**Requirement A:**
Answer these questions using the text on mathematics below:
(i) From which century onwards was pure mathematics a recognized category of mathematical activity?
(ii) What three schools of thought in the philosophy of mathematics does the text name?
(iii) Who is named as the founder of logicism?

**Quoted text:**

Start

There is strong relationship between science and mathematics. Science provides mathematics with interesting problem to investigate and mathematics provides science with powerful tools to use in analyzing the data. Also the mathematics is chief language of science. The symbolic language of mathematics has turned out to be externally valuable for expressing scientific idea unambiguously. We can list the nature of mathematics as follows:

Ø Mathematics is an inductive science

Ø Mathematics is a way of thinking

Ø Mathematics is an organized structure of knowledge

Ø Mathematics is an science and art both

Ø Mathematics is a language

Ø Mathematics is a study of patters.

As stated above mathematics can be categorized in to two parts.

(i) Pure Mathematics: 'Broadly speaking, pure mathematics is mathematics motivated entirely for reasons other than application. It is distinguished by its rigor, abstraction, and beauty. From the eighteenth century onwards, this was a recognized category of mathematical activity, sometimes characterized as speculative mathematics, and at variance with the trend towards meeting the needs of navigation, astronomy, physics, engineering, and so on'-Wikipedia

(ii) Applied mathematics: 'Applied mathematics considers the use of abstract mathematical tools in solving concrete problems in the sciences, business, and other areas. Applied mathematics has significant overlap with the discipline of statistics, whose theory is formulated mathematically, especially with probability theory. Statisticians (working as part of a research project) "create data that makes sense" with random sampling and with randomized experiments; the design of a statistical sample or experiment specifies the analysis of the data (before the data be available). When reconsidering data from experiments and samples or when analyzing data from observational studies, statisticians "make sense of the data" using the art of modeling and the theory of inference – with model selection and estimation; the estimated models and consequential predictions should be tested on new data' -Wikipedia

(b) Philosophy of mathematics

The philosophy of mathematics is the branch of philosophy that studies the philosophical assumptions, foundations, and implications of mathematics. The aim of the philosophy of mathematics is to provide an account of the nature and methodology of mathematics and to understand the place of mathematics in our lives. The logical and structural nature of mathematics itself makes this study both broad and unique among its philosophical counterparts. There are mainly three types of philosophy of mathematics referred as logistic school of thought, intuitionist school of thought and formalist school of thought whose brief description are presented below:

(i) Logicism: Logicism is the thesis that mathematics is reducible to logic, and hence nothing but a part of logic. All mathematical concepts are to be formulated in term of logical concept. All the theorem of mathematics is to be developed as theorems of logic. Gottlob Frege was the founder of logicism however Dedikind, Bertrand Russell, Whitehead have also given their contribution on school of logic. Every theorem is of the form logic. So logic is the fundamental bases of mathematics. Without logic mathematics is no more remains mathematics. Logicism holds that logic is the proper foundation of mathematics, and that all mathematical statements are necessary logical truths. For instance, the statement "If Socrates is a human, and every human is mortal, then Socrates is mortal" is a necessary logical truth. To the logicist, all mathematical statements are precisely of the same type; they are analytic truths, or tautologies. Logicism is just the claim that the theorems of mathematics are logically necessary or analytic. Logicism does not belive on formality, and mathematical discovery. If mathematics is a part of logic, then questions about mathematical objects reduce to questions about logical objects. But what, one might ask, are the objects of logical concepts? In this sense, logicism can be seen as shifting questions about the philosophy of mathematics to questions about logic without fully answering them.

End

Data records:
Start

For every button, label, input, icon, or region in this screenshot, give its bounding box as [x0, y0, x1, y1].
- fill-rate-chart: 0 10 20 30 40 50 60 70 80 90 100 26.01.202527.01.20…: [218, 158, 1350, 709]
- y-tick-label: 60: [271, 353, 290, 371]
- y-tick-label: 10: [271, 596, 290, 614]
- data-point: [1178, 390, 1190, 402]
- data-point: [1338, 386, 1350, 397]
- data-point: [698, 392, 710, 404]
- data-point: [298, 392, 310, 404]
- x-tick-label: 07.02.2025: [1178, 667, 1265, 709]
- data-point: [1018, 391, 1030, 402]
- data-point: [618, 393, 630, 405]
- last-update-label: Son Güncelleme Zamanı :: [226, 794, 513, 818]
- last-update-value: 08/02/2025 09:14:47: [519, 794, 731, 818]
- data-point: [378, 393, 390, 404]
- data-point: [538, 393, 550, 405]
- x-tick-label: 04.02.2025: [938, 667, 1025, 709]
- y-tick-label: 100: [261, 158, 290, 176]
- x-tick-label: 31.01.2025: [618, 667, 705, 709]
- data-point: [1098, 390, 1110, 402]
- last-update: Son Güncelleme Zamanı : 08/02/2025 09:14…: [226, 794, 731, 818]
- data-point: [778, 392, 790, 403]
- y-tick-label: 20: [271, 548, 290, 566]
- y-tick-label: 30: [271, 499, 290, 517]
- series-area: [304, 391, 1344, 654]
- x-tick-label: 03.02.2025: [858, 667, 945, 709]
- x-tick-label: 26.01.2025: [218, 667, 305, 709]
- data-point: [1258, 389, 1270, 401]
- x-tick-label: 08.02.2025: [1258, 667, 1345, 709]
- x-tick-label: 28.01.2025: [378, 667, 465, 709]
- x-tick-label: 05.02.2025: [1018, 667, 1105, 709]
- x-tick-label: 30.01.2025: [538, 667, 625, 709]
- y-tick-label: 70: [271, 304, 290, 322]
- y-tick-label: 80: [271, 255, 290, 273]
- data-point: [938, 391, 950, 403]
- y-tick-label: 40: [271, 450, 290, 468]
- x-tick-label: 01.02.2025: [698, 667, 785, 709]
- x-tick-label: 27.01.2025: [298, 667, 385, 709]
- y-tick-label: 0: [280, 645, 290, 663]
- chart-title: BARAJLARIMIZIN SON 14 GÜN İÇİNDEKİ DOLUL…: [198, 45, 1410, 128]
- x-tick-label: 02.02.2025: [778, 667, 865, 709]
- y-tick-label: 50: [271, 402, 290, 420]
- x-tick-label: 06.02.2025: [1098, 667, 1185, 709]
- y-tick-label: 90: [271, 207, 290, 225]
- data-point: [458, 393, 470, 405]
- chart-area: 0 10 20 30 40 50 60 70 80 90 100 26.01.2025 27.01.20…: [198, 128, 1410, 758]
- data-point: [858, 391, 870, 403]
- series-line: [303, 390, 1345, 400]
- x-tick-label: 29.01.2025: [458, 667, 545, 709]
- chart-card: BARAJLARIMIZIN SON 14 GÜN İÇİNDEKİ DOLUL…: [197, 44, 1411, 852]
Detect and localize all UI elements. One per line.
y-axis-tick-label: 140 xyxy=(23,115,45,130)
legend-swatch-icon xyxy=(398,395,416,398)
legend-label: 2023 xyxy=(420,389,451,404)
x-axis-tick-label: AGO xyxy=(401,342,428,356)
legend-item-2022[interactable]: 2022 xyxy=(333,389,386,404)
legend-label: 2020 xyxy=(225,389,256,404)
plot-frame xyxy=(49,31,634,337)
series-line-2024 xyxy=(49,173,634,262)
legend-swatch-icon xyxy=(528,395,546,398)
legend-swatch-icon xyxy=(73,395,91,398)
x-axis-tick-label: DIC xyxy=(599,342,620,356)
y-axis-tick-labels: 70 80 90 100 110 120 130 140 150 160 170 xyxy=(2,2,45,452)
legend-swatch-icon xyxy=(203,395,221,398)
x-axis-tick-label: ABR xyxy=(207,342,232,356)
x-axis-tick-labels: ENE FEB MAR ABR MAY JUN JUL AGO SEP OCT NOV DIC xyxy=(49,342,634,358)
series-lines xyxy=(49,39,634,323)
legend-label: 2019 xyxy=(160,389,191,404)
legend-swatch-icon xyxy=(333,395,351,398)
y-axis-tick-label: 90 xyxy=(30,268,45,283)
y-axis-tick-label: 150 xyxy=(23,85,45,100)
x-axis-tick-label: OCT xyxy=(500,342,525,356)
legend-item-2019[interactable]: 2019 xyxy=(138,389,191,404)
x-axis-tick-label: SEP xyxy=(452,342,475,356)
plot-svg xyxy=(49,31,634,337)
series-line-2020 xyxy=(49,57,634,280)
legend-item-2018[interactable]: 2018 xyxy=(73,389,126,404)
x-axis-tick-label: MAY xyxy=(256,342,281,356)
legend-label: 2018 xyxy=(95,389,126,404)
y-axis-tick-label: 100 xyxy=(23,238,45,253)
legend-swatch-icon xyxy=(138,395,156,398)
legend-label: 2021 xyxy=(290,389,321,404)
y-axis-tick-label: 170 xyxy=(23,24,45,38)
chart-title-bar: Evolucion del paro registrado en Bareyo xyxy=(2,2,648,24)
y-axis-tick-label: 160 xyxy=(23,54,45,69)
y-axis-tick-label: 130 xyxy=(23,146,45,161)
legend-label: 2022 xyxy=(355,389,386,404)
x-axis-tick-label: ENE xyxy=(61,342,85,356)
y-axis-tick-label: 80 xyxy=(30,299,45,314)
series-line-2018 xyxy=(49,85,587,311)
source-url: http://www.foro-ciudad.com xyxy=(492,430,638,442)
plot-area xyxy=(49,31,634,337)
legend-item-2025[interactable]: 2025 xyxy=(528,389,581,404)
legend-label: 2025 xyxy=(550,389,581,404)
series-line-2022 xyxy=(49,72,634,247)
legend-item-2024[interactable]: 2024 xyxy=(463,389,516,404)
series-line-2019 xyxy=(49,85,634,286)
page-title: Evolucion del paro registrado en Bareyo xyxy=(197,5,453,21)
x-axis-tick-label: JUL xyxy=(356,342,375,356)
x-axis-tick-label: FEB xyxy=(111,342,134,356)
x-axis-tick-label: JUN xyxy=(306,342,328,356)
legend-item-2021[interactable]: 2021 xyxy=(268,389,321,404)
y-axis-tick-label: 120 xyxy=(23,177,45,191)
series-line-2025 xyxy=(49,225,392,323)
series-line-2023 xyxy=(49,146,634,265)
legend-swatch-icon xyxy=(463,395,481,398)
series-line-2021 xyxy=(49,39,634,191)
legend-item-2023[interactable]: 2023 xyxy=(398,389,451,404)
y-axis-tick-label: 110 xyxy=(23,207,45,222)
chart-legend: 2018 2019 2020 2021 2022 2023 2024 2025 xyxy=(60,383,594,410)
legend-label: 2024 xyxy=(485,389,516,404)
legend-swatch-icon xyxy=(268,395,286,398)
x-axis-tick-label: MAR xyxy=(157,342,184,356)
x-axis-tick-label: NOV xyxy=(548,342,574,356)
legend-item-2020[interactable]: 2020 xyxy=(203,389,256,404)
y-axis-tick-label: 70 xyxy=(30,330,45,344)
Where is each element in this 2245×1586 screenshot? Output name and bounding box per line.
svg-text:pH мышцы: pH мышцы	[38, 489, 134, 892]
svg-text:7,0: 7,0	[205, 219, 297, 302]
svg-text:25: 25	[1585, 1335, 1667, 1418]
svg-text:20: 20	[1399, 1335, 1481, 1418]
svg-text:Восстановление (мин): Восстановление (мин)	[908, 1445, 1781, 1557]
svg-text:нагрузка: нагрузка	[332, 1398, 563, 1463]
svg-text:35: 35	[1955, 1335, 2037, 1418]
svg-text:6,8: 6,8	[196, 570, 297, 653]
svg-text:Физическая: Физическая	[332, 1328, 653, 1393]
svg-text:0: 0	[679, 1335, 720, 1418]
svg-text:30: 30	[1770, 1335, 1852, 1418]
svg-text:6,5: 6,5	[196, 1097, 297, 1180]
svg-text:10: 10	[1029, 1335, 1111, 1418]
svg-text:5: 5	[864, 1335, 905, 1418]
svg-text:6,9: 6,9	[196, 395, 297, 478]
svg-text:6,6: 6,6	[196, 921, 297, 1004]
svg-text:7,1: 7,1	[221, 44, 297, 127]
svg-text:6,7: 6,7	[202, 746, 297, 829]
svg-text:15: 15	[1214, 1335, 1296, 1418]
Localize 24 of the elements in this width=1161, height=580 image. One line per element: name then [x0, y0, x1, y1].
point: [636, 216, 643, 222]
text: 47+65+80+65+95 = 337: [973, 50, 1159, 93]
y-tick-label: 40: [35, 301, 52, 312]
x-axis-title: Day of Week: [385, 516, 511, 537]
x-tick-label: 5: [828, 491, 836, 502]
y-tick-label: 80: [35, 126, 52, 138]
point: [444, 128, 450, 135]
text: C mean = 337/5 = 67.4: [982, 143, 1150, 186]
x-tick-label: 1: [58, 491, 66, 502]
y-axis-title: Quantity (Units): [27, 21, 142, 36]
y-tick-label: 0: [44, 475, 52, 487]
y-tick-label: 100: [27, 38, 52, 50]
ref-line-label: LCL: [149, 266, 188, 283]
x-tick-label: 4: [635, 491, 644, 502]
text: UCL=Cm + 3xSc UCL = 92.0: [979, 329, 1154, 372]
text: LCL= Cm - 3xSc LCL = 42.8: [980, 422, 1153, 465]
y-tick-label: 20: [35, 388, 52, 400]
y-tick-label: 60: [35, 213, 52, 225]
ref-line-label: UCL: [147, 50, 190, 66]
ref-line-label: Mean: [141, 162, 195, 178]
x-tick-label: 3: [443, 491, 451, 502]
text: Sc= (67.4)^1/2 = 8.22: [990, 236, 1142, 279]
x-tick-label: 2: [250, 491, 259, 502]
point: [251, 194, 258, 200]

End

**Requirement B:**
Copy out everything in the data records from their first line down to and including the line that contains "- y-tick-label: 0: [280, 645, 290, 663]".

**Final result A:**
(i) The eighteenth century.
(ii) The logistic, intuitionist, and formalist schools of thought.
(iii) Gottlob Frege.

**Final result B:**
For every button, label, input, icon, or region in this screenshot, give its bounding box as [x0, y0, x1, y1].
- fill-rate-chart: 0 10 20 30 40 50 60 70 80 90 100 26.01.202527.01.20…: [218, 158, 1350, 709]
- y-tick-label: 60: [271, 353, 290, 371]
- y-tick-label: 10: [271, 596, 290, 614]
- data-point: [1178, 390, 1190, 402]
- data-point: [1338, 386, 1350, 397]
- data-point: [698, 392, 710, 404]
- data-point: [298, 392, 310, 404]
- x-tick-label: 07.02.2025: [1178, 667, 1265, 709]
- data-point: [1018, 391, 1030, 402]
- data-point: [618, 393, 630, 405]
- last-update-label: Son Güncelleme Zamanı :: [226, 794, 513, 818]
- last-update-value: 08/02/2025 09:14:47: [519, 794, 731, 818]
- data-point: [378, 393, 390, 404]
- data-point: [538, 393, 550, 405]
- x-tick-label: 04.02.2025: [938, 667, 1025, 709]
- y-tick-label: 100: [261, 158, 290, 176]
- x-tick-label: 31.01.2025: [618, 667, 705, 709]
- data-point: [1098, 390, 1110, 402]
- last-update: Son Güncelleme Zamanı : 08/02/2025 09:14…: [226, 794, 731, 818]
- data-point: [778, 392, 790, 403]
- y-tick-label: 20: [271, 548, 290, 566]
- y-tick-label: 30: [271, 499, 290, 517]
- series-area: [304, 391, 1344, 654]
- x-tick-label: 03.02.2025: [858, 667, 945, 709]
- x-tick-label: 26.01.2025: [218, 667, 305, 709]
- data-point: [1258, 389, 1270, 401]
- x-tick-label: 08.02.2025: [1258, 667, 1345, 709]
- x-tick-label: 28.01.2025: [378, 667, 465, 709]
- x-tick-label: 05.02.2025: [1018, 667, 1105, 709]
- x-tick-label: 30.01.2025: [538, 667, 625, 709]
- y-tick-label: 70: [271, 304, 290, 322]
- y-tick-label: 80: [271, 255, 290, 273]
- data-point: [938, 391, 950, 403]
- y-tick-label: 40: [271, 450, 290, 468]
- x-tick-label: 01.02.2025: [698, 667, 785, 709]
- x-tick-label: 27.01.2025: [298, 667, 385, 709]
- y-tick-label: 0: [280, 645, 290, 663]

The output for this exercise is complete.